◆ **Exercise directions**
Set down each record exactly as written.

--- START Task inputs ---

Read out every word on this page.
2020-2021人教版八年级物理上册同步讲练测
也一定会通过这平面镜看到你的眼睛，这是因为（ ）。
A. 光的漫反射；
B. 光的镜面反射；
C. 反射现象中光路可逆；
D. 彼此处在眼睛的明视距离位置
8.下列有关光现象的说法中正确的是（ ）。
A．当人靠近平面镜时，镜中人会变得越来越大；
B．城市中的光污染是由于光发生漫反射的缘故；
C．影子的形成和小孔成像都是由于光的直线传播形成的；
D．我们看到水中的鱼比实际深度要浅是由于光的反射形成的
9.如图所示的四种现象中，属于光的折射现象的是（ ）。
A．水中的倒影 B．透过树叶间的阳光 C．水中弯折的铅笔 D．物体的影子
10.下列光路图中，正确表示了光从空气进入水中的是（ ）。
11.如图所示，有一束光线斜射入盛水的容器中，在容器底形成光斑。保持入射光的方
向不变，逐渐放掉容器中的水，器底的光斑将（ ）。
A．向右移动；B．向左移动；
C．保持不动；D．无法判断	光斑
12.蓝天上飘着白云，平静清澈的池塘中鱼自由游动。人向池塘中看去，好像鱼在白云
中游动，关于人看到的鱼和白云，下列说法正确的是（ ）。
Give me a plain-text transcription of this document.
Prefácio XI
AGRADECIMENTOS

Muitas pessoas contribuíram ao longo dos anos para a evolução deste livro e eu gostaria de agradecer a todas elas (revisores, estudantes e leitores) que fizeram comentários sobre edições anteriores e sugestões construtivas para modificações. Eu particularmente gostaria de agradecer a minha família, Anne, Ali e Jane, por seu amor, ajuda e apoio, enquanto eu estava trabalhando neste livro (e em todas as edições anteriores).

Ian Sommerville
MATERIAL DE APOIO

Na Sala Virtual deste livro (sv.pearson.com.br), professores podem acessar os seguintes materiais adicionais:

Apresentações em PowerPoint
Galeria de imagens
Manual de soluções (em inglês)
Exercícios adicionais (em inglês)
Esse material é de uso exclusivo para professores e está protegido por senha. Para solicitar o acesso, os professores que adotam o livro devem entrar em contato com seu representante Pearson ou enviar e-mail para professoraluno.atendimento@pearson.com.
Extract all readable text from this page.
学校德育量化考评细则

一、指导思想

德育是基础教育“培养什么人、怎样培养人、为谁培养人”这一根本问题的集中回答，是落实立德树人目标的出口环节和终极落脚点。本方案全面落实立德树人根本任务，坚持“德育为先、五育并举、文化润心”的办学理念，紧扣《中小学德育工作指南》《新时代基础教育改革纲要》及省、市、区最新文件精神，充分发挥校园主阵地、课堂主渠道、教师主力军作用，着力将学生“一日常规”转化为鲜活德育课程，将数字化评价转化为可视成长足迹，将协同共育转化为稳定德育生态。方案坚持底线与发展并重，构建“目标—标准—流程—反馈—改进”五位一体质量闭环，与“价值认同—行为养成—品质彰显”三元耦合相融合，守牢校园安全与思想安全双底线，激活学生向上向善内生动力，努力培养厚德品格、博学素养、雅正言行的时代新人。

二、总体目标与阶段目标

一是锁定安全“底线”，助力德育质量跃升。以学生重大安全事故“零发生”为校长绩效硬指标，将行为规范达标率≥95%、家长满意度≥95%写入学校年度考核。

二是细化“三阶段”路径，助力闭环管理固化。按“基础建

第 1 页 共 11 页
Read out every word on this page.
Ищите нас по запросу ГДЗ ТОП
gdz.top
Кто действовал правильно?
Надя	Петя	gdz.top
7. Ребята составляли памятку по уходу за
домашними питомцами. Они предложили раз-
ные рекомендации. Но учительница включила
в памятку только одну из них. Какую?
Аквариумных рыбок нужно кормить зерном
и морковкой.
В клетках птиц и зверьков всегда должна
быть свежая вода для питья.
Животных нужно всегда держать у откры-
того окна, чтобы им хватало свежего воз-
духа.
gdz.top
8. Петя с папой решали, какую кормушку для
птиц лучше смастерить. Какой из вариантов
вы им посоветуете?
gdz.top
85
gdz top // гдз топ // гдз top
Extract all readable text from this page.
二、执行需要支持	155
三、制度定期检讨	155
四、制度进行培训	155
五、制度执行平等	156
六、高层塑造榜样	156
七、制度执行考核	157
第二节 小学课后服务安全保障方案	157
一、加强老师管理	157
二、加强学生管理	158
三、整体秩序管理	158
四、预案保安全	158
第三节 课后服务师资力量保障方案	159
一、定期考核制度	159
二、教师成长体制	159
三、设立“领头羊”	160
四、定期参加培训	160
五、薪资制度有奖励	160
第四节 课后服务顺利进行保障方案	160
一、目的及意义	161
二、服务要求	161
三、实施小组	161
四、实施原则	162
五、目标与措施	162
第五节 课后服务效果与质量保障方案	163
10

--- END Task inputs ---

◆ **Solution to the problem**
Read out every word on this page.
2020-2021人教版八年级物理上册同步讲练测
也一定会通过这平面镜看到你的眼睛，这是因为（ ）。
A. 光的漫反射；
B. 光的镜面反射；
C. 反射现象中光路可逆；
D. 彼此处在眼睛的明视距离位置
8.下列有关光现象的说法中正确的是（ ）。
A．当人靠近平面镜时，镜中人会变得越来越大；
B．城市中的光污染是由于光发生漫反射的缘故；
C．影子的形成和小孔成像都是由于光的直线传播形成的；
D．我们看到水中的鱼比实际深度要浅是由于光的反射形成的
9.如图所示的四种现象中，属于光的折射现象的是（ ）。
A．水中的倒影 B．透过树叶间的阳光 C．水中弯折的铅笔 D．物体的影子
10.下列光路图中，正确表示了光从空气进入水中的是（ ）。
11.如图所示，有一束光线斜射入盛水的容器中，在容器底形成光斑。保持入射光的方
向不变，逐渐放掉容器中的水，器底的光斑将（ ）。
A．向右移动；B．向左移动；
C．保持不动；D．无法判断	光斑
12.蓝天上飘着白云，平静清澈的池塘中鱼自由游动。人向池塘中看去，好像鱼在白云
中游动，关于人看到的鱼和白云，下列说法正确的是（ ）。
Give me a plain-text transcription of this document.
Prefácio XI
AGRADECIMENTOS

Muitas pessoas contribuíram ao longo dos anos para a evolução deste livro e eu gostaria de agradecer a todas elas (revisores, estudantes e leitores) que fizeram comentários sobre edições anteriores e sugestões construtivas para modificações. Eu particularmente gostaria de agradecer a minha família, Anne, Ali e Jane, por seu amor, ajuda e apoio, enquanto eu estava trabalhando neste livro (e em todas as edições anteriores).

Ian Sommerville
MATERIAL DE APOIO

Na Sala Virtual deste livro (sv.pearson.com.br), professores podem acessar os seguintes materiais adicionais:

Apresentações em PowerPoint
Galeria de imagens
Manual de soluções (em inglês)
Exercícios adicionais (em inglês)
Esse material é de uso exclusivo para professores e está protegido por senha. Para solicitar o acesso, os professores que adotam o livro devem entrar em contato com seu representante Pearson ou enviar e-mail para professoraluno.atendimento@pearson.com.
Extract all readable text from this page.
学校德育量化考评细则

一、指导思想

德育是基础教育“培养什么人、怎样培养人、为谁培养人”这一根本问题的集中回答，是落实立德树人目标的出口环节和终极落脚点。本方案全面落实立德树人根本任务，坚持“德育为先、五育并举、文化润心”的办学理念，紧扣《中小学德育工作指南》《新时代基础教育改革纲要》及省、市、区最新文件精神，充分发挥校园主阵地、课堂主渠道、教师主力军作用，着力将学生“一日常规”转化为鲜活德育课程，将数字化评价转化为可视成长足迹，将协同共育转化为稳定德育生态。方案坚持底线与发展并重，构建“目标—标准—流程—反馈—改进”五位一体质量闭环，与“价值认同—行为养成—品质彰显”三元耦合相融合，守牢校园安全与思想安全双底线，激活学生向上向善内生动力，努力培养厚德品格、博学素养、雅正言行的时代新人。

二、总体目标与阶段目标

一是锁定安全“底线”，助力德育质量跃升。以学生重大安全事故“零发生”为校长绩效硬指标，将行为规范达标率≥95%、家长满意度≥95%写入学校年度考核。

二是细化“三阶段”路径，助力闭环管理固化。按“基础建

第 1 页 共 11 页
Read out every word on this page.
Ищите нас по запросу ГДЗ ТОП
gdz.top
Кто действовал правильно?
Надя	Петя	gdz.top
7. Ребята составляли памятку по уходу за
домашними питомцами. Они предложили раз-
ные рекомендации. Но учительница включила
в памятку только одну из них. Какую?
Аквариумных рыбок нужно кормить зерном
и морковкой.
В клетках птиц и зверьков всегда должна
быть свежая вода для питья.
Животных нужно всегда держать у откры-
того окна, чтобы им хватало свежего воз-
духа.
gdz.top
8. Петя с папой решали, какую кормушку для
птиц лучше смастерить. Какой из вариантов
вы им посоветуете?
gdz.top
85
gdz top // гдз топ // гдз top
Extract all readable text from this page.
二、执行需要支持	155
三、制度定期检讨	155
四、制度进行培训	155
五、制度执行平等	156
六、高层塑造榜样	156
七、制度执行考核	157
第二节 小学课后服务安全保障方案	157
一、加强老师管理	157
二、加强学生管理	158
三、整体秩序管理	158
四、预案保安全	158
第三节 课后服务师资力量保障方案	159
一、定期考核制度	159
二、教师成长体制	159
三、设立“领头羊”	160
四、定期参加培训	160
五、薪资制度有奖励	160
第四节 课后服务顺利进行保障方案	160
一、目的及意义	161
二、服务要求	161
三、实施小组	161
四、实施原则	162
五、目标与措施	162
第五节 课后服务效果与质量保障方案	163
10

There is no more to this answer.